◆ **Request**
In the listing that follows, count each line where the word "Results" appears; write nothing but the count.

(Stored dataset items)
┄┄┄┄┄┄

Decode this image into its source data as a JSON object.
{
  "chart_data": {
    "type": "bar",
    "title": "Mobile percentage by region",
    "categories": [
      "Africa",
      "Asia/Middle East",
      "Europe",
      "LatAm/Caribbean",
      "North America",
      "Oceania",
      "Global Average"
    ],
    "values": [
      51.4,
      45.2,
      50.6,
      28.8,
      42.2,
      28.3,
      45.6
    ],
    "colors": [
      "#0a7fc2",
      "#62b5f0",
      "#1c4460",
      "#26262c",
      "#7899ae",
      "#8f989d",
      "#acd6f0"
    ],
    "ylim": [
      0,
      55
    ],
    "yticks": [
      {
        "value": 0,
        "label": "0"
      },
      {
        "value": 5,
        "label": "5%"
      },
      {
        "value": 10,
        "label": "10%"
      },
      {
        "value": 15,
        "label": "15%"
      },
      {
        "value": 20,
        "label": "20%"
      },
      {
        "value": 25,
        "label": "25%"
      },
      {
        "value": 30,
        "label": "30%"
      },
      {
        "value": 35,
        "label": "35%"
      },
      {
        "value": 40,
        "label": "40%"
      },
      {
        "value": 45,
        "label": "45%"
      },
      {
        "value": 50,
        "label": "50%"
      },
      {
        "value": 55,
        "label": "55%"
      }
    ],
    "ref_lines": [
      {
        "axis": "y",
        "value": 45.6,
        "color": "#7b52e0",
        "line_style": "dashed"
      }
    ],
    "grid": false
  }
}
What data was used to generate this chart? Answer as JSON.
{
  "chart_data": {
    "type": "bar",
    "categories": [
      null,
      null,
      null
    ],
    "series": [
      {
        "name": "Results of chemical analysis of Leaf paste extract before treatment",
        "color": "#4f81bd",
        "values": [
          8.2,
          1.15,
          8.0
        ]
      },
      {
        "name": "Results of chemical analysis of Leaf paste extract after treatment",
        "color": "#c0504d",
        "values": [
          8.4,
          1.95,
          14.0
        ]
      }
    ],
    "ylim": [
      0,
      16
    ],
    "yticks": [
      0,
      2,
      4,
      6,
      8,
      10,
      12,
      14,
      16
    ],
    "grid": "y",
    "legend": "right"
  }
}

┄┄┄┄┄┄

◆ **Result**
2